# start of SOURCE MATERIAL

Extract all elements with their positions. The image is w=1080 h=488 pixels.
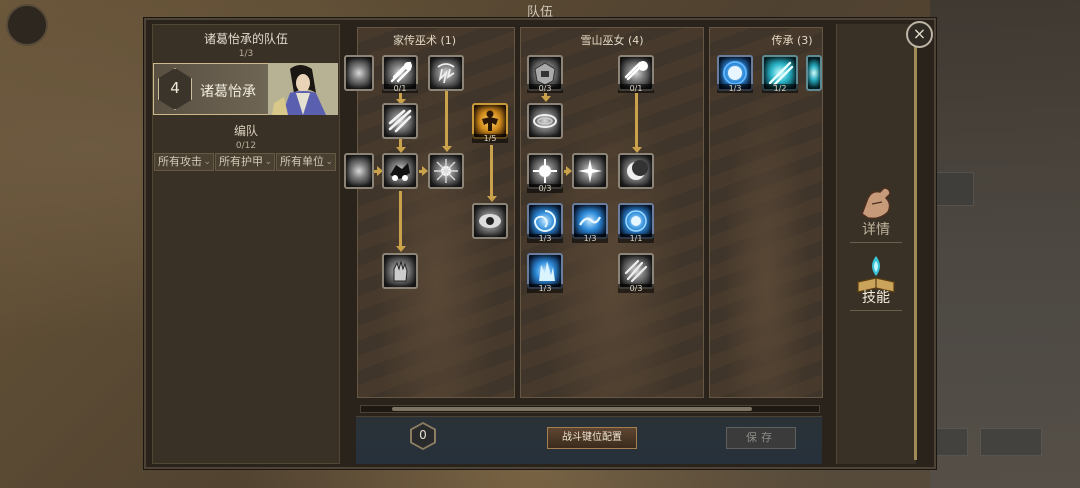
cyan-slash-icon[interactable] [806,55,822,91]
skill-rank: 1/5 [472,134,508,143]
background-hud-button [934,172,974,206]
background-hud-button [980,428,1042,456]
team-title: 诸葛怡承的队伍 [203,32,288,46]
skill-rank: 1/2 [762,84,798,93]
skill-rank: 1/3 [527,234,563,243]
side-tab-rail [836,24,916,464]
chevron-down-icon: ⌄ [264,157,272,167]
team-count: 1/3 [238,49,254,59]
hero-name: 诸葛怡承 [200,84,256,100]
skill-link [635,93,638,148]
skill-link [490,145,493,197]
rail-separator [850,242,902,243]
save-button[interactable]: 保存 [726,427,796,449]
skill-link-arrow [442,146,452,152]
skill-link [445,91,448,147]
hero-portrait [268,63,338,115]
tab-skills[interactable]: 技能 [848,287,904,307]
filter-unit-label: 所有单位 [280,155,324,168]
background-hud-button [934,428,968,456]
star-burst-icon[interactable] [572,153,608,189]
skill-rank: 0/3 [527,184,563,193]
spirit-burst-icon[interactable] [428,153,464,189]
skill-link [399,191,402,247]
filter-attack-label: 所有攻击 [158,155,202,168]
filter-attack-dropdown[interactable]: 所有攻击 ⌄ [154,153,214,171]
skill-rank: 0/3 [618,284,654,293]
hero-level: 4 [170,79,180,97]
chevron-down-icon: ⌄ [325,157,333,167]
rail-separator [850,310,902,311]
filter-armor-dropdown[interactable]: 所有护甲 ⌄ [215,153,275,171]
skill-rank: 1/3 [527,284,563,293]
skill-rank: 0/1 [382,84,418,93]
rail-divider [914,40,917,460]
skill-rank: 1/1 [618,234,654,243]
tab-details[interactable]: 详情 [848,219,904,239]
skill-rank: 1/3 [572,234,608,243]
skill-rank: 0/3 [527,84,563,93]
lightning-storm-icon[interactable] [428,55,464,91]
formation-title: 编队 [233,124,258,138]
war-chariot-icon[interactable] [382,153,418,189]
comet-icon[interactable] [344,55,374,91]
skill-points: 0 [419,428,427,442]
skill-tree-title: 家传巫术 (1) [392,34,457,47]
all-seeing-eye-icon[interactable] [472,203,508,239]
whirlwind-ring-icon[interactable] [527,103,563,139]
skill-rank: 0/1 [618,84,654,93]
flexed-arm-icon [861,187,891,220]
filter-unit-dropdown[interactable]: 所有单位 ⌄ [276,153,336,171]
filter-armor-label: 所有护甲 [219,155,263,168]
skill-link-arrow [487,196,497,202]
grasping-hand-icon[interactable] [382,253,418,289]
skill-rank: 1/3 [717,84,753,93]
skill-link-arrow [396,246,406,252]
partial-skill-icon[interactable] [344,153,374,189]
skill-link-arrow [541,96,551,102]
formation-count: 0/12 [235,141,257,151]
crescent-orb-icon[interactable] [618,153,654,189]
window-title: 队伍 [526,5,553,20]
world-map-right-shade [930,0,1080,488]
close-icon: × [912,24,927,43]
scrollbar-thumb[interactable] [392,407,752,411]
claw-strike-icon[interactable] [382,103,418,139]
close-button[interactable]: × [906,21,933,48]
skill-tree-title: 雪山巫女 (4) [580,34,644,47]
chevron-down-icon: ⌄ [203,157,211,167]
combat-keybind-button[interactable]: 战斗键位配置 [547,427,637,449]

# end of SOURCE MATERIAL
# start of SOURCE MATERIAL

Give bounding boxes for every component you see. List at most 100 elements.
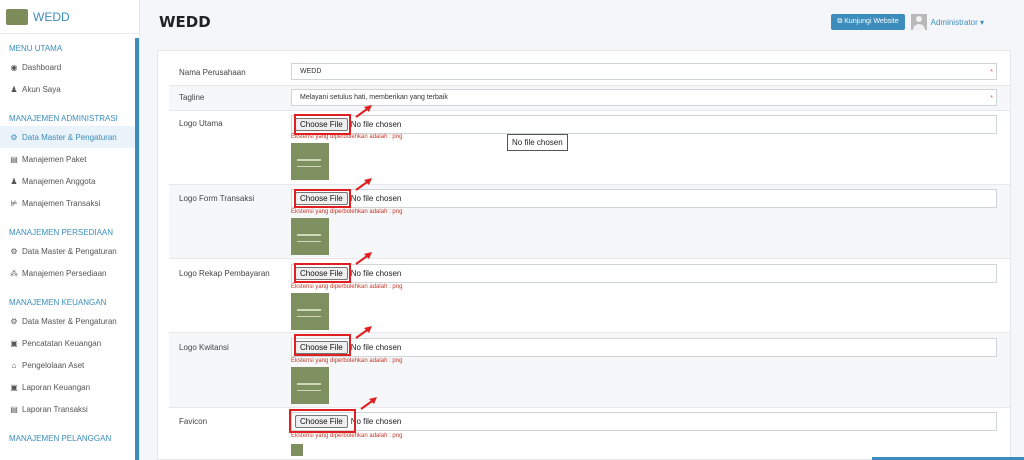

# end of SOURCE MATERIAL
# start of SOURCE MATERIAL

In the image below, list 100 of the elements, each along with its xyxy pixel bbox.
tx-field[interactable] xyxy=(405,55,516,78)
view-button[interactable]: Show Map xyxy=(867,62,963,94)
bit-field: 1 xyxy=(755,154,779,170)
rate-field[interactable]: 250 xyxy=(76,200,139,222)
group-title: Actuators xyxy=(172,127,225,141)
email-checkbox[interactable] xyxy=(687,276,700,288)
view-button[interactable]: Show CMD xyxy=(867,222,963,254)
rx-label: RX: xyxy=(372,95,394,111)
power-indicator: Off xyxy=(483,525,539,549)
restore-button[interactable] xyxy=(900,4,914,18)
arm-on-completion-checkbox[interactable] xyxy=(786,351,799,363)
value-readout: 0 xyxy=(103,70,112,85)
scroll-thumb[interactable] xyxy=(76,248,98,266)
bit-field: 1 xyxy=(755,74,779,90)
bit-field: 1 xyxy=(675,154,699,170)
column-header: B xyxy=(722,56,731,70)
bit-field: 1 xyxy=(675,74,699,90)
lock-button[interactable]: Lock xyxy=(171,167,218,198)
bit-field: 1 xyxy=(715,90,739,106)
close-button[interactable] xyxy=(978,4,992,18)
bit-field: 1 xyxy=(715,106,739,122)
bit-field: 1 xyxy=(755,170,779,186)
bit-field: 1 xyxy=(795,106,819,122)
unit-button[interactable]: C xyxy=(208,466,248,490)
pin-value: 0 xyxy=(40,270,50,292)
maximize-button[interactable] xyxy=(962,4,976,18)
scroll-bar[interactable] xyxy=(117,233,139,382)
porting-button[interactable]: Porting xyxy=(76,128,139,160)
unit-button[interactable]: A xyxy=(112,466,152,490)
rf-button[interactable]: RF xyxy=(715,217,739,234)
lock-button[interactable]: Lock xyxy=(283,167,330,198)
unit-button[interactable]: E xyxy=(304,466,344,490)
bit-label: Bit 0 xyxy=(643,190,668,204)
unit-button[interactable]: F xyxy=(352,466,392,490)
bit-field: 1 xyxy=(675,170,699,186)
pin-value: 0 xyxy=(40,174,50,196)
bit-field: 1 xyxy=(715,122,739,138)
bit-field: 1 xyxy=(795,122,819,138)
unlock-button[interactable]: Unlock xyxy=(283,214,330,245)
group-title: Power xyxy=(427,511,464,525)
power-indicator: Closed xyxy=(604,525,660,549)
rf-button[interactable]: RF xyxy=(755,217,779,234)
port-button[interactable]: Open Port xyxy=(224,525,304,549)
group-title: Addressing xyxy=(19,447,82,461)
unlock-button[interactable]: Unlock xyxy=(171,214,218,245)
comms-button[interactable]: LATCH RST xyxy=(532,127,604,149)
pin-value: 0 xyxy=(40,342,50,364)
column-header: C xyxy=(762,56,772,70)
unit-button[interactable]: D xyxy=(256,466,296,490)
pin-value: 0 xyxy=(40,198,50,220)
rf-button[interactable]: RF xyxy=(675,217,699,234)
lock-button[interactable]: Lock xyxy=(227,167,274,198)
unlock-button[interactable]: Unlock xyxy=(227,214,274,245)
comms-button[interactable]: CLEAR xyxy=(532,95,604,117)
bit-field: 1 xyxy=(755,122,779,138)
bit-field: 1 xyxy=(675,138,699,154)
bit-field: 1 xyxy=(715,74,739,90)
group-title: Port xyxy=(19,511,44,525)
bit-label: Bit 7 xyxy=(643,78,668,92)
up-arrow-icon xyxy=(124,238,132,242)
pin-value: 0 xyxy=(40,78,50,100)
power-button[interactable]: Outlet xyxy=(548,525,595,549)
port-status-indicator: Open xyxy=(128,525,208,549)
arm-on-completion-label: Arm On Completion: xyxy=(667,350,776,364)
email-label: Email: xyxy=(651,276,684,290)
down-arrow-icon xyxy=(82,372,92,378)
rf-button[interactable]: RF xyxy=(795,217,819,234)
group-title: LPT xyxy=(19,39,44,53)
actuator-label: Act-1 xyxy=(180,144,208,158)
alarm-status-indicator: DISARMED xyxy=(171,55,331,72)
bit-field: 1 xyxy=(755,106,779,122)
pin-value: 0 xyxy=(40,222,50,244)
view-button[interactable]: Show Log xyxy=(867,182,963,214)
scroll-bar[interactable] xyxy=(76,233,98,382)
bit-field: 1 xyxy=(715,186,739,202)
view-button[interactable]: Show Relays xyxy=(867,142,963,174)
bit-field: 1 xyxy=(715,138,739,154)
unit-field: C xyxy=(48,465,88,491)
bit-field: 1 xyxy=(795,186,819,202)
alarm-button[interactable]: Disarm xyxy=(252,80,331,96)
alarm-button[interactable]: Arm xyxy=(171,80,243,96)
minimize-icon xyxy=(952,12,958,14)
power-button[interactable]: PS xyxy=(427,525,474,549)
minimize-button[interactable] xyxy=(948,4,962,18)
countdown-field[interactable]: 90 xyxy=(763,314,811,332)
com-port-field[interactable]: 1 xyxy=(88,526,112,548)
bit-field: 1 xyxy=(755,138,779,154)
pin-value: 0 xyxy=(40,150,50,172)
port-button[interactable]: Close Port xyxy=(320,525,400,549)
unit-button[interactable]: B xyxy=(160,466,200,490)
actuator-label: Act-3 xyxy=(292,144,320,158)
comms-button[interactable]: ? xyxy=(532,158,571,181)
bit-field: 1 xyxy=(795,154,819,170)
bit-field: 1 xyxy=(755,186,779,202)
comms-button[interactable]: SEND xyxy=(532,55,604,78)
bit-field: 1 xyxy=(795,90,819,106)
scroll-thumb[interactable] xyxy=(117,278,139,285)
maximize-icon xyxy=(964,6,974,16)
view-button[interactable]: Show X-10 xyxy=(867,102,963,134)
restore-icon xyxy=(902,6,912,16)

# end of SOURCE MATERIAL

WHAT TO PRODUCE.
Convert the records above into a numbered list, starting at the line that contains "Extract all elements" and stopping after the line that contains "save-button[interactable]: 保存 [726,427,796,449]". Skip blank lines, and leave the pictures out of the list.

RESPONSE TO THE TASK.
1. Extract all elements with their positions. The image is w=1080 h=488 pixels.
2. cyan-slash-icon[interactable] [806,55,822,91]
3. skill-rank: 1/5 [472,134,508,143]
4. background-hud-button [934,172,974,206]
5. background-hud-button [980,428,1042,456]
6. team-title: 诸葛怡承的队伍 [203,32,288,46]
7. skill-rank: 1/2 [762,84,798,93]
8. skill-rank: 1/3 [527,234,563,243]
9. side-tab-rail [836,24,916,464]
10. chevron-down-icon: ⌄ [264,157,272,167]
11. team-count: 1/3 [238,49,254,59]
12. hero-name: 诸葛怡承 [200,84,256,100]
13. skill-link [635,93,638,148]
14. skill-link [490,145,493,197]
15. rail-separator [850,242,902,243]
16. save-button[interactable]: 保存 [726,427,796,449]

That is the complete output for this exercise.